■ **To be done**
The records are to be restated in their entirety, word for word.
===== Extracted information =====
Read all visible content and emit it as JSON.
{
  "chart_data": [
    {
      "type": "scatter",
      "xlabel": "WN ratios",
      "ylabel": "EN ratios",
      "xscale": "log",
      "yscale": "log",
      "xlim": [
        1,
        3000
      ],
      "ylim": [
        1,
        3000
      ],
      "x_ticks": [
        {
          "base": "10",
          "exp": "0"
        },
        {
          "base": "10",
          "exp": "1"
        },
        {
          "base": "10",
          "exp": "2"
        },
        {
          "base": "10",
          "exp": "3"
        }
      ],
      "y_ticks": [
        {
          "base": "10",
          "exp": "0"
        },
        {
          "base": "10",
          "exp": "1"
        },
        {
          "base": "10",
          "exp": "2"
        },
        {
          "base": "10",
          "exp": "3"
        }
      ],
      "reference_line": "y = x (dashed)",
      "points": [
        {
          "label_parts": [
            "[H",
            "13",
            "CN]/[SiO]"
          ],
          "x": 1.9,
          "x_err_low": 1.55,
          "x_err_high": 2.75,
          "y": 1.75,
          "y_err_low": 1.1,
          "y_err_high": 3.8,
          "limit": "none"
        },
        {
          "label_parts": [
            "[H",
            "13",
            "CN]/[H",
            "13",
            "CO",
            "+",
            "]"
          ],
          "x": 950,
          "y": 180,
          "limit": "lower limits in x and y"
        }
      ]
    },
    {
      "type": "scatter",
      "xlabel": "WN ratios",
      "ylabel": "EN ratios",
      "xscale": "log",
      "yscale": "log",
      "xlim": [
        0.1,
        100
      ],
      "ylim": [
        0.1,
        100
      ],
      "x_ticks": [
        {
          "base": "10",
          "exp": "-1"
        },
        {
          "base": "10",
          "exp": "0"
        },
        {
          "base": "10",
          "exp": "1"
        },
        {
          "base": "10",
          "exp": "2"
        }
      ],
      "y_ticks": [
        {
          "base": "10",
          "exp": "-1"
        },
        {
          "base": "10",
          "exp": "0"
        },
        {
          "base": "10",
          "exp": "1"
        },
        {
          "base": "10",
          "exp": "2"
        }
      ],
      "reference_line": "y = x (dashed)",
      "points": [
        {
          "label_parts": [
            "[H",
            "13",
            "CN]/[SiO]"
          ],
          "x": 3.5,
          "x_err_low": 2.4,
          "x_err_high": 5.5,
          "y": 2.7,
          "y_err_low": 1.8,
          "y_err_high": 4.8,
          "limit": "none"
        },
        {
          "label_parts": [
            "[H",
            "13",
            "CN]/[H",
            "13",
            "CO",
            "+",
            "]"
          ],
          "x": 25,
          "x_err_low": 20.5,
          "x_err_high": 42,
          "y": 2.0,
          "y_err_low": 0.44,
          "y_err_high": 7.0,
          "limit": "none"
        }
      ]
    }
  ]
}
=====
■ **Problem solution**
Read all visible content and emit it as JSON.
{
  "chart_data": [
    {
      "type": "scatter",
      "xlabel": "WN ratios",
      "ylabel": "EN ratios",
      "xscale": "log",
      "yscale": "log",
      "xlim": [
        1,
        3000
      ],
      "ylim": [
        1,
        3000
      ],
      "x_ticks": [
        {
          "base": "10",
          "exp": "0"
        },
        {
          "base": "10",
          "exp": "1"
        },
        {
          "base": "10",
          "exp": "2"
        },
        {
          "base": "10",
          "exp": "3"
        }
      ],
      "y_ticks": [
        {
          "base": "10",
          "exp": "0"
        },
        {
          "base": "10",
          "exp": "1"
        },
        {
          "base": "10",
          "exp": "2"
        },
        {
          "base": "10",
          "exp": "3"
        }
      ],
      "reference_line": "y = x (dashed)",
      "points": [
        {
          "label_parts": [
            "[H",
            "13",
            "CN]/[SiO]"
          ],
          "x": 1.9,
          "x_err_low": 1.55,
          "x_err_high": 2.75,
          "y": 1.75,
          "y_err_low": 1.1,
          "y_err_high": 3.8,
          "limit": "none"
        },
        {
          "label_parts": [
            "[H",
            "13",
            "CN]/[H",
            "13",
            "CO",
            "+",
            "]"
          ],
          "x": 950,
          "y": 180,
          "limit": "lower limits in x and y"
        }
      ]
    },
    {
      "type": "scatter",
      "xlabel": "WN ratios",
      "ylabel": "EN ratios",
      "xscale": "log",
      "yscale": "log",
      "xlim": [
        0.1,
        100
      ],
      "ylim": [
        0.1,
        100
      ],
      "x_ticks": [
        {
          "base": "10",
          "exp": "-1"
        },
        {
          "base": "10",
          "exp": "0"
        },
        {
          "base": "10",
          "exp": "1"
        },
        {
          "base": "10",
          "exp": "2"
        }
      ],
      "y_ticks": [
        {
          "base": "10",
          "exp": "-1"
        },
        {
          "base": "10",
          "exp": "0"
        },
        {
          "base": "10",
          "exp": "1"
        },
        {
          "base": "10",
          "exp": "2"
        }
      ],
      "reference_line": "y = x (dashed)",
      "points": [
        {
          "label_parts": [
            "[H",
            "13",
            "CN]/[SiO]"
          ],
          "x": 3.5,
          "x_err_low": 2.4,
          "x_err_high": 5.5,
          "y": 2.7,
          "y_err_low": 1.8,
          "y_err_high": 4.8,
          "limit": "none"
        },
        {
          "label_parts": [
            "[H",
            "13",
            "CN]/[H",
            "13",
            "CO",
            "+",
            "]"
          ],
          "x": 25,
          "x_err_low": 20.5,
          "x_err_high": 42,
          "y": 2.0,
          "y_err_low": 0.44,
          "y_err_high": 7.0,
          "limit": "none"
        }
      ]
    }
  ]
}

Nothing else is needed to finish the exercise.